• GIVEN RECORDS:
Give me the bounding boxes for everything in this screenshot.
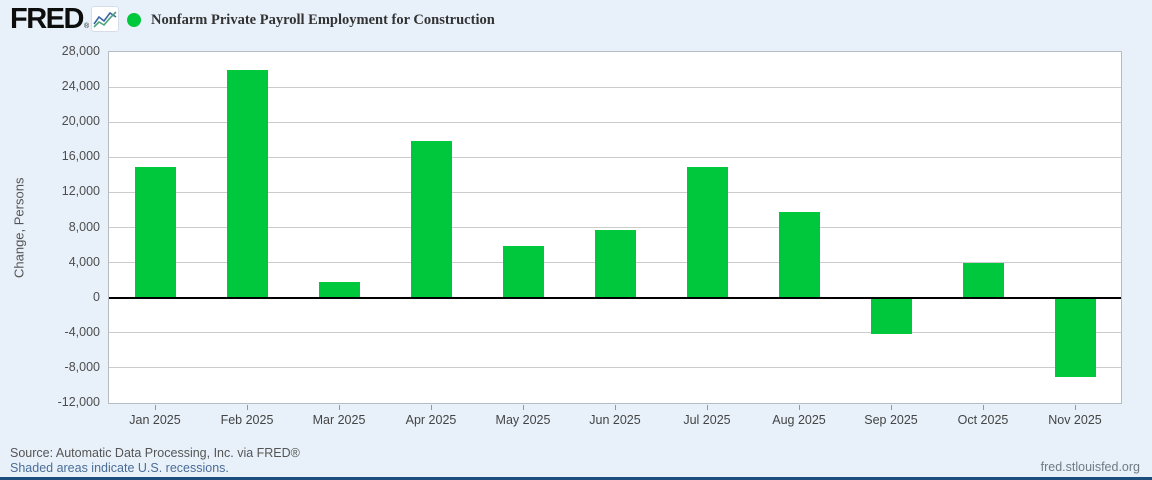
x-tick-label: Feb 2025	[220, 413, 274, 427]
bar-sep-2025[interactable]	[870, 297, 912, 334]
plot-area	[108, 51, 1122, 404]
recessions-link[interactable]: Shaded areas indicate U.S. recessions.	[10, 461, 229, 475]
x-tick	[614, 405, 616, 410]
fred-logo[interactable]: FRED ®	[10, 3, 120, 35]
x-tick	[246, 405, 248, 410]
gridline	[109, 86, 1121, 88]
gridline	[109, 227, 1121, 228]
bar-jul-2025[interactable]	[686, 166, 728, 298]
x-tick-label: May 2025	[495, 413, 551, 427]
x-tick	[890, 405, 892, 410]
registered-mark: ®	[83, 23, 90, 30]
x-tick	[982, 405, 984, 410]
zero-line	[109, 296, 1121, 299]
source-attribution: Source: Automatic Data Processing, Inc. …	[10, 446, 300, 460]
bar-aug-2025[interactable]	[778, 211, 820, 298]
bar-mar-2025[interactable]	[318, 281, 360, 298]
x-tick	[798, 405, 800, 410]
bar-nov-2025[interactable]	[1054, 297, 1096, 377]
y-tick-label: 16,000	[61, 149, 100, 164]
y-tick-label: 12,000	[61, 184, 100, 199]
y-tick-label: 20,000	[61, 114, 100, 129]
x-tick-label: Oct 2025	[957, 413, 1009, 427]
x-axis: Jan 2025 Feb 2025 Mar 2025 Apr 2025 May 2025…	[108, 405, 1122, 435]
y-tick-label: 8,000	[68, 219, 100, 234]
x-tick	[338, 405, 340, 410]
y-tick-label: -8,000	[64, 359, 100, 374]
x-tick	[430, 405, 432, 410]
y-tick-label: 28,000	[61, 44, 100, 58]
bottom-accent-bar	[0, 477, 1152, 480]
y-tick-label: -12,000	[57, 395, 100, 409]
bar-jun-2025[interactable]	[594, 230, 636, 298]
x-tick-label: Apr 2025	[405, 413, 457, 427]
gridline	[109, 121, 1121, 123]
x-tick-label: Nov 2025	[1048, 413, 1102, 427]
y-axis: 28,000 24,000 20,000 16,000 12,000 8,000 4,000…	[0, 44, 102, 409]
gridline	[109, 332, 1121, 334]
bar-oct-2025[interactable]	[962, 263, 1004, 298]
fred-logo-chart-icon	[91, 6, 120, 32]
fred-site-link[interactable]: fred.stlouisfed.org	[1040, 460, 1140, 474]
y-tick-label: 4,000	[68, 254, 100, 269]
x-tick-label: Aug 2025	[772, 413, 826, 427]
x-tick-label: Sep 2025	[864, 413, 918, 427]
gridline	[109, 191, 1121, 193]
x-tick	[522, 405, 524, 410]
x-tick	[706, 405, 708, 410]
x-tick-label: Mar 2025	[312, 413, 366, 427]
y-tick-label: -4,000	[64, 324, 100, 339]
x-tick-label: Jun 2025	[589, 413, 641, 427]
x-tick	[1074, 405, 1076, 410]
legend-series-dot	[127, 13, 141, 27]
y-tick-label: 0	[93, 289, 100, 304]
gridline	[109, 156, 1121, 158]
gridline	[109, 367, 1121, 369]
bar-may-2025[interactable]	[502, 245, 544, 298]
y-tick-label: 24,000	[61, 79, 100, 94]
bar-apr-2025[interactable]	[410, 140, 452, 298]
fred-logo-text: FRED	[10, 3, 84, 35]
x-tick-label: Jul 2025	[683, 413, 731, 427]
chart-title: Nonfarm Private Payroll Employment for C…	[151, 12, 495, 28]
legend: Nonfarm Private Payroll Employment for C…	[127, 12, 495, 28]
x-tick	[154, 405, 156, 410]
bar-jan-2025[interactable]	[134, 166, 176, 298]
x-tick-label: Jan 2025	[129, 413, 181, 427]
bar-feb-2025[interactable]	[226, 70, 268, 298]
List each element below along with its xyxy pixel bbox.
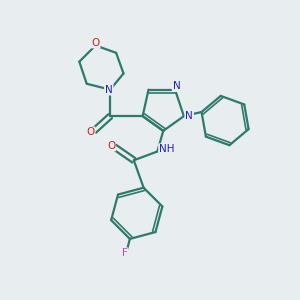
Text: F: F xyxy=(122,248,128,258)
Text: N: N xyxy=(172,81,180,91)
Text: O: O xyxy=(86,127,94,137)
Text: NH: NH xyxy=(159,144,175,154)
Text: N: N xyxy=(185,111,193,121)
Text: O: O xyxy=(107,141,115,151)
Text: O: O xyxy=(92,38,100,47)
Text: N: N xyxy=(105,85,113,94)
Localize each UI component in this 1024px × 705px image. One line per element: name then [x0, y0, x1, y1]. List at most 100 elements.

• TASK DESCRIPTION: Copy every row above word for word, leaving out the two picture lines.

• RESULT FOR THIS EXERCISE:
Give me the bounding boxes for everything in this screenshot.
x-tick-label: Feb 2025	[220, 413, 274, 427]
bar-sep-2025[interactable]	[870, 297, 912, 334]
plot-area	[108, 51, 1122, 404]
recessions-link[interactable]: Shaded areas indicate U.S. recessions.	[10, 461, 229, 475]
x-tick	[614, 405, 616, 410]
fred-logo[interactable]: FRED ®	[10, 3, 120, 35]
x-tick	[246, 405, 248, 410]
gridline	[109, 86, 1121, 88]
gridline	[109, 227, 1121, 228]
bar-jul-2025[interactable]	[686, 166, 728, 298]
x-tick-label: May 2025	[495, 413, 551, 427]
x-tick	[890, 405, 892, 410]
registered-mark: ®	[83, 23, 90, 30]
x-tick	[982, 405, 984, 410]
zero-line	[109, 296, 1121, 299]
source-attribution: Source: Automatic Data Processing, Inc. …	[10, 446, 300, 460]
bar-aug-2025[interactable]	[778, 211, 820, 298]
bar-mar-2025[interactable]	[318, 281, 360, 298]
x-tick	[798, 405, 800, 410]
bar-nov-2025[interactable]	[1054, 297, 1096, 377]
y-tick-label: 16,000	[61, 149, 100, 164]
y-tick-label: 12,000	[61, 184, 100, 199]
y-tick-label: 20,000	[61, 114, 100, 129]
x-tick-label: Oct 2025	[957, 413, 1009, 427]
x-axis: Jan 2025 Feb 2025 Mar 2025 Apr 2025 May 2025…	[108, 405, 1122, 435]
y-tick-label: 8,000	[68, 219, 100, 234]
x-tick	[338, 405, 340, 410]
y-tick-label: -8,000	[64, 359, 100, 374]
x-tick	[430, 405, 432, 410]
y-tick-label: 28,000	[61, 44, 100, 58]
bottom-accent-bar	[0, 477, 1152, 480]
y-tick-label: -12,000	[57, 395, 100, 409]
bar-jun-2025[interactable]	[594, 230, 636, 298]
x-tick-label: Apr 2025	[405, 413, 457, 427]
gridline	[109, 121, 1121, 123]
x-tick-label: Nov 2025	[1048, 413, 1102, 427]
y-axis: 28,000 24,000 20,000 16,000 12,000 8,000 4,000…	[0, 44, 102, 409]
gridline	[109, 332, 1121, 334]
bar-oct-2025[interactable]	[962, 263, 1004, 298]
fred-logo-chart-icon	[91, 6, 120, 32]
fred-site-link[interactable]: fred.stlouisfed.org	[1040, 460, 1140, 474]
y-tick-label: 4,000	[68, 254, 100, 269]
x-tick-label: Aug 2025	[772, 413, 826, 427]
x-tick-label: Sep 2025	[864, 413, 918, 427]
gridline	[109, 191, 1121, 193]
x-tick	[522, 405, 524, 410]
x-tick	[706, 405, 708, 410]
x-tick-label: Mar 2025	[312, 413, 366, 427]
y-tick-label: -4,000	[64, 324, 100, 339]
x-tick-label: Jun 2025	[589, 413, 641, 427]
x-tick	[1074, 405, 1076, 410]
legend-series-dot	[127, 13, 141, 27]
y-tick-label: 0	[93, 289, 100, 304]
gridline	[109, 156, 1121, 158]
gridline	[109, 367, 1121, 369]
bar-may-2025[interactable]	[502, 245, 544, 298]
y-tick-label: 24,000	[61, 79, 100, 94]
bar-apr-2025[interactable]	[410, 140, 452, 298]
fred-logo-text: FRED	[10, 3, 84, 35]
x-tick-label: Jul 2025	[683, 413, 731, 427]
chart-title: Nonfarm Private Payroll Employment for C…	[151, 12, 495, 28]
legend: Nonfarm Private Payroll Employment for C…	[127, 12, 495, 28]
x-tick	[154, 405, 156, 410]
bar-jan-2025[interactable]	[134, 166, 176, 298]
x-tick-label: Jan 2025	[129, 413, 181, 427]
bar-feb-2025[interactable]	[226, 70, 268, 298]
List each element below along with its xyxy pixel bbox.
Text: F: F xyxy=(122,248,128,258)
Text: N: N xyxy=(172,81,180,91)
Text: O: O xyxy=(86,127,94,137)
Text: NH: NH xyxy=(159,144,175,154)
Text: N: N xyxy=(185,111,193,121)
Text: O: O xyxy=(107,141,115,151)
Text: O: O xyxy=(92,38,100,47)
Text: N: N xyxy=(105,85,113,94)
Localize each UI component in this 1024px × 705px image. One line per element: name then [x0, y0, x1, y1]. List at most 100 elements.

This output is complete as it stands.